- **Set problem**: Retype the listing that follows, word for word.

- **Data for this exercise**:
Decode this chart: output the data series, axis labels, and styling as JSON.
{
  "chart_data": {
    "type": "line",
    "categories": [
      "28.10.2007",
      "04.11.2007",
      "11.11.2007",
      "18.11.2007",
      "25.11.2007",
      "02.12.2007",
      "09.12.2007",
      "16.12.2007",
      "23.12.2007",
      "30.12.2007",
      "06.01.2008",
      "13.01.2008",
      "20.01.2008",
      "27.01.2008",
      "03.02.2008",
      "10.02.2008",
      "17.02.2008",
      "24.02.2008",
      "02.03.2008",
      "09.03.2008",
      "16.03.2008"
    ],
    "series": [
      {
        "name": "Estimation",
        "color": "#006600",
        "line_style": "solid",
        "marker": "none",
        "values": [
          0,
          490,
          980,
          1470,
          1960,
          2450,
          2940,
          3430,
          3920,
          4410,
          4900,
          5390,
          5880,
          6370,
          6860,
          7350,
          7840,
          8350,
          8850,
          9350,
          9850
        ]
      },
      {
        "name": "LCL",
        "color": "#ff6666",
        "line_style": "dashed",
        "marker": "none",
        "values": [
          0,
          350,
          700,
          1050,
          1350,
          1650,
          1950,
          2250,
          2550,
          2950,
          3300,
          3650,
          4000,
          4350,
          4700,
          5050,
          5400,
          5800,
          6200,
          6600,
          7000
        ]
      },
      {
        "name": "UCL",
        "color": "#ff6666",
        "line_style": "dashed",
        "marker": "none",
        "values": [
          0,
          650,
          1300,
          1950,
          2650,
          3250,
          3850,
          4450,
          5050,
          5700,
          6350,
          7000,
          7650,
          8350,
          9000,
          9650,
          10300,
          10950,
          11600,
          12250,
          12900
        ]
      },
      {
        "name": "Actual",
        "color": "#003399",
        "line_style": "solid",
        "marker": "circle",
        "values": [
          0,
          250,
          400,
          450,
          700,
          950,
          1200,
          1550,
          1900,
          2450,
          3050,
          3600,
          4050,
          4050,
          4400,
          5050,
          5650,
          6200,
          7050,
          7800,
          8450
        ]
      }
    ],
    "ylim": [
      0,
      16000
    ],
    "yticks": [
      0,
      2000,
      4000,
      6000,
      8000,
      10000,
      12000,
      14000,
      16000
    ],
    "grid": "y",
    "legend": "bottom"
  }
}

- **Result for this exercise**:
Decode this chart: output the data series, axis labels, and styling as JSON.
{
  "chart_data": {
    "type": "line",
    "categories": [
      "28.10.2007",
      "04.11.2007",
      "11.11.2007",
      "18.11.2007",
      "25.11.2007",
      "02.12.2007",
      "09.12.2007",
      "16.12.2007",
      "23.12.2007",
      "30.12.2007",
      "06.01.2008",
      "13.01.2008",
      "20.01.2008",
      "27.01.2008",
      "03.02.2008",
      "10.02.2008",
      "17.02.2008",
      "24.02.2008",
      "02.03.2008",
      "09.03.2008",
      "16.03.2008"
    ],
    "series": [
      {
        "name": "Estimation",
        "color": "#006600",
        "line_style": "solid",
        "marker": "none",
        "values": [
          0,
          490,
          980,
          1470,
          1960,
          2450,
          2940,
          3430,
          3920,
          4410,
          4900,
          5390,
          5880,
          6370,
          6860,
          7350,
          7840,
          8350,
          8850,
          9350,
          9850
        ]
      },
      {
        "name": "LCL",
        "color": "#ff6666",
        "line_style": "dashed",
        "marker": "none",
        "values": [
          0,
          350,
          700,
          1050,
          1350,
          1650,
          1950,
          2250,
          2550,
          2950,
          3300,
          3650,
          4000,
          4350,
          4700,
          5050,
          5400,
          5800,
          6200,
          6600,
          7000
        ]
      },
      {
        "name": "UCL",
        "color": "#ff6666",
        "line_style": "dashed",
        "marker": "none",
        "values": [
          0,
          650,
          1300,
          1950,
          2650,
          3250,
          3850,
          4450,
          5050,
          5700,
          6350,
          7000,
          7650,
          8350,
          9000,
          9650,
          10300,
          10950,
          11600,
          12250,
          12900
        ]
      },
      {
        "name": "Actual",
        "color": "#003399",
        "line_style": "solid",
        "marker": "circle",
        "values": [
          0,
          250,
          400,
          450,
          700,
          950,
          1200,
          1550,
          1900,
          2450,
          3050,
          3600,
          4050,
          4050,
          4400,
          5050,
          5650,
          6200,
          7050,
          7800,
          8450
        ]
      }
    ],
    "ylim": [
      0,
      16000
    ],
    "yticks": [
      0,
      2000,
      4000,
      6000,
      8000,
      10000,
      12000,
      14000,
      16000
    ],
    "grid": "y",
    "legend": "bottom"
  }
}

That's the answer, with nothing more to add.